══ Data to process

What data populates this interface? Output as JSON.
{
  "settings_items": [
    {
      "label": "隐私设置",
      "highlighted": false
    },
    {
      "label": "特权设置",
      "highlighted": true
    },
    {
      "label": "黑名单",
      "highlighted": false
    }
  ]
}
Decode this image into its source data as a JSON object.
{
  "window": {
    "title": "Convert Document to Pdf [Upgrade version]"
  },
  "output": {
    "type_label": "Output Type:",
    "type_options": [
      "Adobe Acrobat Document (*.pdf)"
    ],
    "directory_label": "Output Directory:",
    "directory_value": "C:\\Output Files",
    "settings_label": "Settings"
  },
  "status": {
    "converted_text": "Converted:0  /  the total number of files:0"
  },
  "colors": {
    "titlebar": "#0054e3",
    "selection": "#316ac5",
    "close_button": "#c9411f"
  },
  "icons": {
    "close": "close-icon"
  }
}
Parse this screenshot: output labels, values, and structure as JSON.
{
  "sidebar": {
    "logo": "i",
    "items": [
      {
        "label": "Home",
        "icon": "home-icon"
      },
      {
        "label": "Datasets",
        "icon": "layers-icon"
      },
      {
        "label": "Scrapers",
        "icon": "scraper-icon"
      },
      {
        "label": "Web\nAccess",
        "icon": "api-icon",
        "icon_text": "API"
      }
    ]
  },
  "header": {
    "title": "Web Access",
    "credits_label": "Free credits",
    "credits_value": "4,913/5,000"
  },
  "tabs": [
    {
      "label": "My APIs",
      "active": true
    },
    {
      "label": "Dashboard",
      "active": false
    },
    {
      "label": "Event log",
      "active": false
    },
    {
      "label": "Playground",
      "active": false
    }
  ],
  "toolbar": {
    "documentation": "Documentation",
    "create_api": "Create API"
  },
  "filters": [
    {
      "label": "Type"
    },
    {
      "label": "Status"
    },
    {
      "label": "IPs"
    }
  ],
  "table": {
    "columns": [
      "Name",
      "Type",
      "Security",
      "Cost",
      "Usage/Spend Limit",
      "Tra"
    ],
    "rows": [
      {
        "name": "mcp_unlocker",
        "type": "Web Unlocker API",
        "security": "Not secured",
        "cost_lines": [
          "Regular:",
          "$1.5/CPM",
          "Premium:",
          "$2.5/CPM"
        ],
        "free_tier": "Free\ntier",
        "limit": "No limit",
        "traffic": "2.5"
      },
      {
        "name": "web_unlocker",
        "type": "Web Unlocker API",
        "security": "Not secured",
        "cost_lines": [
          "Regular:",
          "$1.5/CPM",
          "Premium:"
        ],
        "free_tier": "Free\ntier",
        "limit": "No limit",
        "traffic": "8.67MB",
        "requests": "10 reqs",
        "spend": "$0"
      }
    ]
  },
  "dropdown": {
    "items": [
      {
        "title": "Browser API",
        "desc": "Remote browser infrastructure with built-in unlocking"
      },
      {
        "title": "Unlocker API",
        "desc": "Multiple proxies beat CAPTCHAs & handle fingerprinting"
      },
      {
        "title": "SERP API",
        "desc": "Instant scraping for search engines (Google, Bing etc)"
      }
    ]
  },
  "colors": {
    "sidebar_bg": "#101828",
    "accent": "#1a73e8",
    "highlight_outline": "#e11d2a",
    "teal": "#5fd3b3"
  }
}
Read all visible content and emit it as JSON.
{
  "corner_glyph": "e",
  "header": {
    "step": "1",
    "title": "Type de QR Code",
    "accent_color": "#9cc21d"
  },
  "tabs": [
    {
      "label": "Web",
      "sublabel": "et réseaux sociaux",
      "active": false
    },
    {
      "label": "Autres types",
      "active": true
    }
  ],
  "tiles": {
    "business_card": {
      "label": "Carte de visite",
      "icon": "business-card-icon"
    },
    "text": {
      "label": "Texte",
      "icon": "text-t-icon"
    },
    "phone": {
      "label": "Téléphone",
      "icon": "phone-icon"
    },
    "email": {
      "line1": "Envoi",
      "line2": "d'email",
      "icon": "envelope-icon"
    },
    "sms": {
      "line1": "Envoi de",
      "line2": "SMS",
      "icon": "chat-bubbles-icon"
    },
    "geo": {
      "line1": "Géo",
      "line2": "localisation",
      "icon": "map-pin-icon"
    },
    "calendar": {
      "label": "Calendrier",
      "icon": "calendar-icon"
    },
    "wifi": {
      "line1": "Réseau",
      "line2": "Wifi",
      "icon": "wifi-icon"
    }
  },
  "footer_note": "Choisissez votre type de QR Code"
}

════

__Task instructions__
Print only the lines from the one with "Read all visible content and emit it as JSON." to the end of the records, both included.

__Exercise solution__
Read all visible content and emit it as JSON.
{
  "corner_glyph": "e",
  "header": {
    "step": "1",
    "title": "Type de QR Code",
    "accent_color": "#9cc21d"
  },
  "tabs": [
    {
      "label": "Web",
      "sublabel": "et réseaux sociaux",
      "active": false
    },
    {
      "label": "Autres types",
      "active": true
    }
  ],
  "tiles": {
    "business_card": {
      "label": "Carte de visite",
      "icon": "business-card-icon"
    },
    "text": {
      "label": "Texte",
      "icon": "text-t-icon"
    },
    "phone": {
      "label": "Téléphone",
      "icon": "phone-icon"
    },
    "email": {
      "line1": "Envoi",
      "line2": "d'email",
      "icon": "envelope-icon"
    },
    "sms": {
      "line1": "Envoi de",
      "line2": "SMS",
      "icon": "chat-bubbles-icon"
    },
    "geo": {
      "line1": "Géo",
      "line2": "localisation",
      "icon": "map-pin-icon"
    },
    "calendar": {
      "label": "Calendrier",
      "icon": "calendar-icon"
    },
    "wifi": {
      "line1": "Réseau",
      "line2": "Wifi",
      "icon": "wifi-icon"
    }
  },
  "footer_note": "Choisissez votre type de QR Code"
}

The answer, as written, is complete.